(Records about charts and figures)
◇ ◇ ◇

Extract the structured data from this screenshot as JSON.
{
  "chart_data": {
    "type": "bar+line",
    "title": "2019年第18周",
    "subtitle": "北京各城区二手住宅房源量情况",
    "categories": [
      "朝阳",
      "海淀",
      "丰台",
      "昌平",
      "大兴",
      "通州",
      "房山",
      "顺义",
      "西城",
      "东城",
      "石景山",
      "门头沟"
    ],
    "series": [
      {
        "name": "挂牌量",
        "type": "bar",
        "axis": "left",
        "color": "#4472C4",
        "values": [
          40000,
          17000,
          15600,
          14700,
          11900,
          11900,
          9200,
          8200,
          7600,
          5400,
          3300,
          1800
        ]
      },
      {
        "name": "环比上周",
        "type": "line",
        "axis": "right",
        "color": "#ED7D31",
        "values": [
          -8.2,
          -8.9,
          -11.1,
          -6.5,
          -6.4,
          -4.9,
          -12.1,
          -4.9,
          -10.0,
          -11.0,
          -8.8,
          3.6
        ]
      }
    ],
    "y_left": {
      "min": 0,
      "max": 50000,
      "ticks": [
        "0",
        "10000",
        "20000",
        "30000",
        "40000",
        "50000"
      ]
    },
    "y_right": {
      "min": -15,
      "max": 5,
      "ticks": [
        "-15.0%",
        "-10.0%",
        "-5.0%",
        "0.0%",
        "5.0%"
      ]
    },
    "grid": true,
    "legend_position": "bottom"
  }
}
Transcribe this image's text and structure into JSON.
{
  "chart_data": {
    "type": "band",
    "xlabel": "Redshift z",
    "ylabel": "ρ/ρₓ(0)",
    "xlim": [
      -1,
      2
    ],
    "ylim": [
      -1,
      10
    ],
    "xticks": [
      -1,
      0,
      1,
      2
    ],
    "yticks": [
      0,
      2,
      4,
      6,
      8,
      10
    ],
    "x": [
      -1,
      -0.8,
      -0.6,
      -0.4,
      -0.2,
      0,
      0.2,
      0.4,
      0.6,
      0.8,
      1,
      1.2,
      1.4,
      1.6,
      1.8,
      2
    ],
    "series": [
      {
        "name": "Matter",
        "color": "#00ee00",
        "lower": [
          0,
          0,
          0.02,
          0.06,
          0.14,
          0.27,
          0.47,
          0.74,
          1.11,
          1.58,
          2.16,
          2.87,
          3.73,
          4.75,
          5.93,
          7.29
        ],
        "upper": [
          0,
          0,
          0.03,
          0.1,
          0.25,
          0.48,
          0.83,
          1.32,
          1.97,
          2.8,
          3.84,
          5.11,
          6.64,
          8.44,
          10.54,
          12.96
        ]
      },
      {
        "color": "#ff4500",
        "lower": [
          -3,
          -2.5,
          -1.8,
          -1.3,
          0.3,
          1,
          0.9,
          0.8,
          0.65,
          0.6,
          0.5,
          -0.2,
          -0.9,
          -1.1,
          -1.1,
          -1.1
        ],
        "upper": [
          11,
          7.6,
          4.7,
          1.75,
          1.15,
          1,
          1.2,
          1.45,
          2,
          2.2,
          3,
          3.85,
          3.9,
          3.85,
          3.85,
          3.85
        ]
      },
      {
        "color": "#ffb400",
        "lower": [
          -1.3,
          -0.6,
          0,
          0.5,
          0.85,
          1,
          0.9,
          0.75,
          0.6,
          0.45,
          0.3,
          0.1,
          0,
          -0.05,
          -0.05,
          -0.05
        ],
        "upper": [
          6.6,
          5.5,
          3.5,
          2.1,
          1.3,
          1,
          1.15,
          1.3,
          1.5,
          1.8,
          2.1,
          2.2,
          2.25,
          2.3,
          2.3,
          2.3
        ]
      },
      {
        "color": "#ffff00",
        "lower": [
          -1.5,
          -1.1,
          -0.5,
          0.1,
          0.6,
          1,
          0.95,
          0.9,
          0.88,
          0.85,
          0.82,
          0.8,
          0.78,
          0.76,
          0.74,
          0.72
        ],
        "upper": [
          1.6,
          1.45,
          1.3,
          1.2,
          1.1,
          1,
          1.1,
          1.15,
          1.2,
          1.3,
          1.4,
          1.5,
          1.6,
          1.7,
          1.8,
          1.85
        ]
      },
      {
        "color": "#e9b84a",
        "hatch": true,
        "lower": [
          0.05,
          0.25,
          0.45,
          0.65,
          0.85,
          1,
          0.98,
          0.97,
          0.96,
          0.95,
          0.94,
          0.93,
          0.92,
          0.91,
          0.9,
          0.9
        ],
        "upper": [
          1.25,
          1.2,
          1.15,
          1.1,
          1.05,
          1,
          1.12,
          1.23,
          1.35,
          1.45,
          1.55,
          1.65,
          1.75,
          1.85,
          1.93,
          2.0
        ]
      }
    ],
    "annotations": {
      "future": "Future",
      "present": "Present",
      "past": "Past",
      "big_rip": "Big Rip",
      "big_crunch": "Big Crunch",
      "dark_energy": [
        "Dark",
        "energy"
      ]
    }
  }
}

◇ ◇ ◇

> [Exercise aim]: Output the complete data exactly as written.

> [In response]:
Extract the structured data from this screenshot as JSON.
{
  "chart_data": {
    "type": "bar+line",
    "title": "2019年第18周",
    "subtitle": "北京各城区二手住宅房源量情况",
    "categories": [
      "朝阳",
      "海淀",
      "丰台",
      "昌平",
      "大兴",
      "通州",
      "房山",
      "顺义",
      "西城",
      "东城",
      "石景山",
      "门头沟"
    ],
    "series": [
      {
        "name": "挂牌量",
        "type": "bar",
        "axis": "left",
        "color": "#4472C4",
        "values": [
          40000,
          17000,
          15600,
          14700,
          11900,
          11900,
          9200,
          8200,
          7600,
          5400,
          3300,
          1800
        ]
      },
      {
        "name": "环比上周",
        "type": "line",
        "axis": "right",
        "color": "#ED7D31",
        "values": [
          -8.2,
          -8.9,
          -11.1,
          -6.5,
          -6.4,
          -4.9,
          -12.1,
          -4.9,
          -10.0,
          -11.0,
          -8.8,
          3.6
        ]
      }
    ],
    "y_left": {
      "min": 0,
      "max": 50000,
      "ticks": [
        "0",
        "10000",
        "20000",
        "30000",
        "40000",
        "50000"
      ]
    },
    "y_right": {
      "min": -15,
      "max": 5,
      "ticks": [
        "-15.0%",
        "-10.0%",
        "-5.0%",
        "0.0%",
        "5.0%"
      ]
    },
    "grid": true,
    "legend_position": "bottom"
  }
}
Transcribe this image's text and structure into JSON.
{
  "chart_data": {
    "type": "band",
    "xlabel": "Redshift z",
    "ylabel": "ρ/ρₓ(0)",
    "xlim": [
      -1,
      2
    ],
    "ylim": [
      -1,
      10
    ],
    "xticks": [
      -1,
      0,
      1,
      2
    ],
    "yticks": [
      0,
      2,
      4,
      6,
      8,
      10
    ],
    "x": [
      -1,
      -0.8,
      -0.6,
      -0.4,
      -0.2,
      0,
      0.2,
      0.4,
      0.6,
      0.8,
      1,
      1.2,
      1.4,
      1.6,
      1.8,
      2
    ],
    "series": [
      {
        "name": "Matter",
        "color": "#00ee00",
        "lower": [
          0,
          0,
          0.02,
          0.06,
          0.14,
          0.27,
          0.47,
          0.74,
          1.11,
          1.58,
          2.16,
          2.87,
          3.73,
          4.75,
          5.93,
          7.29
        ],
        "upper": [
          0,
          0,
          0.03,
          0.1,
          0.25,
          0.48,
          0.83,
          1.32,
          1.97,
          2.8,
          3.84,
          5.11,
          6.64,
          8.44,
          10.54,
          12.96
        ]
      },
      {
        "color": "#ff4500",
        "lower": [
          -3,
          -2.5,
          -1.8,
          -1.3,
          0.3,
          1,
          0.9,
          0.8,
          0.65,
          0.6,
          0.5,
          -0.2,
          -0.9,
          -1.1,
          -1.1,
          -1.1
        ],
        "upper": [
          11,
          7.6,
          4.7,
          1.75,
          1.15,
          1,
          1.2,
          1.45,
          2,
          2.2,
          3,
          3.85,
          3.9,
          3.85,
          3.85,
          3.85
        ]
      },
      {
        "color": "#ffb400",
        "lower": [
          -1.3,
          -0.6,
          0,
          0.5,
          0.85,
          1,
          0.9,
          0.75,
          0.6,
          0.45,
          0.3,
          0.1,
          0,
          -0.05,
          -0.05,
          -0.05
        ],
        "upper": [
          6.6,
          5.5,
          3.5,
          2.1,
          1.3,
          1,
          1.15,
          1.3,
          1.5,
          1.8,
          2.1,
          2.2,
          2.25,
          2.3,
          2.3,
          2.3
        ]
      },
      {
        "color": "#ffff00",
        "lower": [
          -1.5,
          -1.1,
          -0.5,
          0.1,
          0.6,
          1,
          0.95,
          0.9,
          0.88,
          0.85,
          0.82,
          0.8,
          0.78,
          0.76,
          0.74,
          0.72
        ],
        "upper": [
          1.6,
          1.45,
          1.3,
          1.2,
          1.1,
          1,
          1.1,
          1.15,
          1.2,
          1.3,
          1.4,
          1.5,
          1.6,
          1.7,
          1.8,
          1.85
        ]
      },
      {
        "color": "#e9b84a",
        "hatch": true,
        "lower": [
          0.05,
          0.25,
          0.45,
          0.65,
          0.85,
          1,
          0.98,
          0.97,
          0.96,
          0.95,
          0.94,
          0.93,
          0.92,
          0.91,
          0.9,
          0.9
        ],
        "upper": [
          1.25,
          1.2,
          1.15,
          1.1,
          1.05,
          1,
          1.12,
          1.23,
          1.35,
          1.45,
          1.55,
          1.65,
          1.75,
          1.85,
          1.93,
          2.0
        ]
      }
    ],
    "annotations": {
      "future": "Future",
      "present": "Present",
      "past": "Past",
      "big_rip": "Big Rip",
      "big_crunch": "Big Crunch",
      "dark_energy": [
        "Dark",
        "energy"
      ]
    }
  }
}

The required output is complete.